WHAT IS NEEDED. Exactly as written, print each record in the listing.

STORED ROWS.
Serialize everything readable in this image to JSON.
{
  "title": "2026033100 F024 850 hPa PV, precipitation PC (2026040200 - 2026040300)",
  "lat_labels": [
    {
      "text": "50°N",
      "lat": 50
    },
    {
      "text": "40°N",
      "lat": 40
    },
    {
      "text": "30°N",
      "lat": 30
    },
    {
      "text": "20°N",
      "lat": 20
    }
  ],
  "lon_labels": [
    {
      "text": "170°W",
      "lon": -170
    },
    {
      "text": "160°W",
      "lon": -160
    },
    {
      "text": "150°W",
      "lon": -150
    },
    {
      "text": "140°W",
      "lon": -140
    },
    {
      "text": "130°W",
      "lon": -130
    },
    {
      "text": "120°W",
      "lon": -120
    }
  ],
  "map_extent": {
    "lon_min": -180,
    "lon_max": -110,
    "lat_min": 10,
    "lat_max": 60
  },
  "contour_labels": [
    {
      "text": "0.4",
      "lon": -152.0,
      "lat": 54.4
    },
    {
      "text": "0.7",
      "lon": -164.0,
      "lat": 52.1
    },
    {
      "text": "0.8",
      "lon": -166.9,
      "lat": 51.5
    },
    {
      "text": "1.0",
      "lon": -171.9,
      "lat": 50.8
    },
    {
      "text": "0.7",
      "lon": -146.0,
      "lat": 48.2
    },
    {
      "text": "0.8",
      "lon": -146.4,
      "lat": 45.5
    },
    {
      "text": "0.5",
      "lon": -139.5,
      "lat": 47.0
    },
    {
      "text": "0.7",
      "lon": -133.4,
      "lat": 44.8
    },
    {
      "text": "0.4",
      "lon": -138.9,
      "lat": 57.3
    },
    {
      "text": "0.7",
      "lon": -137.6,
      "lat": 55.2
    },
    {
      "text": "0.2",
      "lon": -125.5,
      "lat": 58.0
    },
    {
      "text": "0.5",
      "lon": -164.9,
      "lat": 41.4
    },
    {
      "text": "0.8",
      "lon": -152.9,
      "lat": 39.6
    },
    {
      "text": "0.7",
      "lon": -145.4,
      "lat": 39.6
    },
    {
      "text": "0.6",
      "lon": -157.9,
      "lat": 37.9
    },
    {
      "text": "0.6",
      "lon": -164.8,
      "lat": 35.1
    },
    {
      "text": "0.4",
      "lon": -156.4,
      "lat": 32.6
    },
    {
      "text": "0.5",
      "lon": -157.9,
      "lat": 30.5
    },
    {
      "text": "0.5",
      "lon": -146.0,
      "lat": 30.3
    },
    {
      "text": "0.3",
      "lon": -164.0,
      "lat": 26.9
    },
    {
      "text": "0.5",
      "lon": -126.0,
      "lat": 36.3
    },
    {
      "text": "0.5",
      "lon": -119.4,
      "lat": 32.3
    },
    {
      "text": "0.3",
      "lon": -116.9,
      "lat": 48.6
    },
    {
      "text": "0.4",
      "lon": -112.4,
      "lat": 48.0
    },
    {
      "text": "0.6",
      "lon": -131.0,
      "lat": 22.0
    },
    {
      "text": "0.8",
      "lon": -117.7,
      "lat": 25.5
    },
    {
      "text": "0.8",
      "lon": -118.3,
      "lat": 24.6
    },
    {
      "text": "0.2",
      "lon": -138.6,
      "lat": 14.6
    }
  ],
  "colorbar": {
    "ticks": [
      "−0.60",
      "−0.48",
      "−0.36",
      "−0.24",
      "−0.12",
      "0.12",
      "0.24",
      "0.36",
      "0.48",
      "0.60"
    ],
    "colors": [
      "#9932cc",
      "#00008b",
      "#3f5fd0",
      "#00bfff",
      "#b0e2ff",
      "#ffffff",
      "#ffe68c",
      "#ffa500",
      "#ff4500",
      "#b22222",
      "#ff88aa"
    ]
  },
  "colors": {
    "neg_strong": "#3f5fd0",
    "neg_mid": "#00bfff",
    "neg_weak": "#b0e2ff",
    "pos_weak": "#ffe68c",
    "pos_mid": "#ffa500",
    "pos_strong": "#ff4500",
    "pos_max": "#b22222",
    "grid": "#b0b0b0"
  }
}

SOLUTION FOR THIS TASK.
Serialize everything readable in this image to JSON.
{
  "title": "2026033100 F024 850 hPa PV, precipitation PC (2026040200 - 2026040300)",
  "lat_labels": [
    {
      "text": "50°N",
      "lat": 50
    },
    {
      "text": "40°N",
      "lat": 40
    },
    {
      "text": "30°N",
      "lat": 30
    },
    {
      "text": "20°N",
      "lat": 20
    }
  ],
  "lon_labels": [
    {
      "text": "170°W",
      "lon": -170
    },
    {
      "text": "160°W",
      "lon": -160
    },
    {
      "text": "150°W",
      "lon": -150
    },
    {
      "text": "140°W",
      "lon": -140
    },
    {
      "text": "130°W",
      "lon": -130
    },
    {
      "text": "120°W",
      "lon": -120
    }
  ],
  "map_extent": {
    "lon_min": -180,
    "lon_max": -110,
    "lat_min": 10,
    "lat_max": 60
  },
  "contour_labels": [
    {
      "text": "0.4",
      "lon": -152.0,
      "lat": 54.4
    },
    {
      "text": "0.7",
      "lon": -164.0,
      "lat": 52.1
    },
    {
      "text": "0.8",
      "lon": -166.9,
      "lat": 51.5
    },
    {
      "text": "1.0",
      "lon": -171.9,
      "lat": 50.8
    },
    {
      "text": "0.7",
      "lon": -146.0,
      "lat": 48.2
    },
    {
      "text": "0.8",
      "lon": -146.4,
      "lat": 45.5
    },
    {
      "text": "0.5",
      "lon": -139.5,
      "lat": 47.0
    },
    {
      "text": "0.7",
      "lon": -133.4,
      "lat": 44.8
    },
    {
      "text": "0.4",
      "lon": -138.9,
      "lat": 57.3
    },
    {
      "text": "0.7",
      "lon": -137.6,
      "lat": 55.2
    },
    {
      "text": "0.2",
      "lon": -125.5,
      "lat": 58.0
    },
    {
      "text": "0.5",
      "lon": -164.9,
      "lat": 41.4
    },
    {
      "text": "0.8",
      "lon": -152.9,
      "lat": 39.6
    },
    {
      "text": "0.7",
      "lon": -145.4,
      "lat": 39.6
    },
    {
      "text": "0.6",
      "lon": -157.9,
      "lat": 37.9
    },
    {
      "text": "0.6",
      "lon": -164.8,
      "lat": 35.1
    },
    {
      "text": "0.4",
      "lon": -156.4,
      "lat": 32.6
    },
    {
      "text": "0.5",
      "lon": -157.9,
      "lat": 30.5
    },
    {
      "text": "0.5",
      "lon": -146.0,
      "lat": 30.3
    },
    {
      "text": "0.3",
      "lon": -164.0,
      "lat": 26.9
    },
    {
      "text": "0.5",
      "lon": -126.0,
      "lat": 36.3
    },
    {
      "text": "0.5",
      "lon": -119.4,
      "lat": 32.3
    },
    {
      "text": "0.3",
      "lon": -116.9,
      "lat": 48.6
    },
    {
      "text": "0.4",
      "lon": -112.4,
      "lat": 48.0
    },
    {
      "text": "0.6",
      "lon": -131.0,
      "lat": 22.0
    },
    {
      "text": "0.8",
      "lon": -117.7,
      "lat": 25.5
    },
    {
      "text": "0.8",
      "lon": -118.3,
      "lat": 24.6
    },
    {
      "text": "0.2",
      "lon": -138.6,
      "lat": 14.6
    }
  ],
  "colorbar": {
    "ticks": [
      "−0.60",
      "−0.48",
      "−0.36",
      "−0.24",
      "−0.12",
      "0.12",
      "0.24",
      "0.36",
      "0.48",
      "0.60"
    ],
    "colors": [
      "#9932cc",
      "#00008b",
      "#3f5fd0",
      "#00bfff",
      "#b0e2ff",
      "#ffffff",
      "#ffe68c",
      "#ffa500",
      "#ff4500",
      "#b22222",
      "#ff88aa"
    ]
  },
  "colors": {
    "neg_strong": "#3f5fd0",
    "neg_mid": "#00bfff",
    "neg_weak": "#b0e2ff",
    "pos_weak": "#ffe68c",
    "pos_mid": "#ffa500",
    "pos_strong": "#ff4500",
    "pos_max": "#b22222",
    "grid": "#b0b0b0"
  }
}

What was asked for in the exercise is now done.